* The request *
Below is a set of records. Repeat all of them exactly.

* Supplied data *
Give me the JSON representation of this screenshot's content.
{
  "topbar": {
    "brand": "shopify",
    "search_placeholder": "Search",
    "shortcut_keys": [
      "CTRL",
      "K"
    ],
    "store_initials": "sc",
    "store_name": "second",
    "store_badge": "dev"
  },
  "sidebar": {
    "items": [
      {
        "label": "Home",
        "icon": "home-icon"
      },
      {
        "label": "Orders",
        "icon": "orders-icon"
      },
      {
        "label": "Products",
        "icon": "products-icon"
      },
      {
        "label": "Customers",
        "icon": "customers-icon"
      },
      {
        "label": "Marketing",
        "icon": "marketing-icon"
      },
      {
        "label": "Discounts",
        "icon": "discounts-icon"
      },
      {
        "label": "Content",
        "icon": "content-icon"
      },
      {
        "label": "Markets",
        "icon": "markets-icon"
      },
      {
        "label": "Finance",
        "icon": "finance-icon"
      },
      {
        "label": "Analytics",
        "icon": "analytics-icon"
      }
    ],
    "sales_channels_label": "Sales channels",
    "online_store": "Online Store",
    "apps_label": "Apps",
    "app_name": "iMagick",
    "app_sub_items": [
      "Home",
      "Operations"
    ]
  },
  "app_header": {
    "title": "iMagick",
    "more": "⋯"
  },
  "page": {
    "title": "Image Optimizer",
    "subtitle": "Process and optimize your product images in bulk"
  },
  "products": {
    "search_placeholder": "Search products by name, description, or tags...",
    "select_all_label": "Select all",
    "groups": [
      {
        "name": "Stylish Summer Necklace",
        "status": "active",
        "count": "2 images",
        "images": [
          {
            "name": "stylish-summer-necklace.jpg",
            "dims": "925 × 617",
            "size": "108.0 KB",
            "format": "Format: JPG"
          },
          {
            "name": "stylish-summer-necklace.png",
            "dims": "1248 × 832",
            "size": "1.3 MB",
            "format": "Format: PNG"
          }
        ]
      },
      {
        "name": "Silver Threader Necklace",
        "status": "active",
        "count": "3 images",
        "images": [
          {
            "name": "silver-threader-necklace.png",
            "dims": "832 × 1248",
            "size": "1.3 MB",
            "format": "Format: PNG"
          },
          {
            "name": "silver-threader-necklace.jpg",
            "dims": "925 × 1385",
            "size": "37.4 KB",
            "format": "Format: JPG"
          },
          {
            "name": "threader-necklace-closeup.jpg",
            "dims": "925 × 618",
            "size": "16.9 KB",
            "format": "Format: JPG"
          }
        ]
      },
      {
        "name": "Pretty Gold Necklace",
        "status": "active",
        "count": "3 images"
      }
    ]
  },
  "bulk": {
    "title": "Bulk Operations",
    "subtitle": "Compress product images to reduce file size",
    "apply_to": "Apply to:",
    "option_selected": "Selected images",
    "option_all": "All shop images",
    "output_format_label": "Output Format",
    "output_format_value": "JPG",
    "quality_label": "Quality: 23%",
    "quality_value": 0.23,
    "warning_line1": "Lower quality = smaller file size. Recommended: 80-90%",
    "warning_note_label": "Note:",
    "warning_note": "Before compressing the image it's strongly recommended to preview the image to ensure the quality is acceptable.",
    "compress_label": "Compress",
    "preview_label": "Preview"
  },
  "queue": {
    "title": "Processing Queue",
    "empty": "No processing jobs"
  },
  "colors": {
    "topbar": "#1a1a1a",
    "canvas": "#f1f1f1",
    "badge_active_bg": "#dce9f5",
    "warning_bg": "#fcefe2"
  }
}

* Task answer *
Give me the JSON representation of this screenshot's content.
{
  "topbar": {
    "brand": "shopify",
    "search_placeholder": "Search",
    "shortcut_keys": [
      "CTRL",
      "K"
    ],
    "store_initials": "sc",
    "store_name": "second",
    "store_badge": "dev"
  },
  "sidebar": {
    "items": [
      {
        "label": "Home",
        "icon": "home-icon"
      },
      {
        "label": "Orders",
        "icon": "orders-icon"
      },
      {
        "label": "Products",
        "icon": "products-icon"
      },
      {
        "label": "Customers",
        "icon": "customers-icon"
      },
      {
        "label": "Marketing",
        "icon": "marketing-icon"
      },
      {
        "label": "Discounts",
        "icon": "discounts-icon"
      },
      {
        "label": "Content",
        "icon": "content-icon"
      },
      {
        "label": "Markets",
        "icon": "markets-icon"
      },
      {
        "label": "Finance",
        "icon": "finance-icon"
      },
      {
        "label": "Analytics",
        "icon": "analytics-icon"
      }
    ],
    "sales_channels_label": "Sales channels",
    "online_store": "Online Store",
    "apps_label": "Apps",
    "app_name": "iMagick",
    "app_sub_items": [
      "Home",
      "Operations"
    ]
  },
  "app_header": {
    "title": "iMagick",
    "more": "⋯"
  },
  "page": {
    "title": "Image Optimizer",
    "subtitle": "Process and optimize your product images in bulk"
  },
  "products": {
    "search_placeholder": "Search products by name, description, or tags...",
    "select_all_label": "Select all",
    "groups": [
      {
        "name": "Stylish Summer Necklace",
        "status": "active",
        "count": "2 images",
        "images": [
          {
            "name": "stylish-summer-necklace.jpg",
            "dims": "925 × 617",
            "size": "108.0 KB",
            "format": "Format: JPG"
          },
          {
            "name": "stylish-summer-necklace.png",
            "dims": "1248 × 832",
            "size": "1.3 MB",
            "format": "Format: PNG"
          }
        ]
      },
      {
        "name": "Silver Threader Necklace",
        "status": "active",
        "count": "3 images",
        "images": [
          {
            "name": "silver-threader-necklace.png",
            "dims": "832 × 1248",
            "size": "1.3 MB",
            "format": "Format: PNG"
          },
          {
            "name": "silver-threader-necklace.jpg",
            "dims": "925 × 1385",
            "size": "37.4 KB",
            "format": "Format: JPG"
          },
          {
            "name": "threader-necklace-closeup.jpg",
            "dims": "925 × 618",
            "size": "16.9 KB",
            "format": "Format: JPG"
          }
        ]
      },
      {
        "name": "Pretty Gold Necklace",
        "status": "active",
        "count": "3 images"
      }
    ]
  },
  "bulk": {
    "title": "Bulk Operations",
    "subtitle": "Compress product images to reduce file size",
    "apply_to": "Apply to:",
    "option_selected": "Selected images",
    "option_all": "All shop images",
    "output_format_label": "Output Format",
    "output_format_value": "JPG",
    "quality_label": "Quality: 23%",
    "quality_value": 0.23,
    "warning_line1": "Lower quality = smaller file size. Recommended: 80-90%",
    "warning_note_label": "Note:",
    "warning_note": "Before compressing the image it's strongly recommended to preview the image to ensure the quality is acceptable.",
    "compress_label": "Compress",
    "preview_label": "Preview"
  },
  "queue": {
    "title": "Processing Queue",
    "empty": "No processing jobs"
  },
  "colors": {
    "topbar": "#1a1a1a",
    "canvas": "#f1f1f1",
    "badge_active_bg": "#dce9f5",
    "warning_bg": "#fcefe2"
  }
}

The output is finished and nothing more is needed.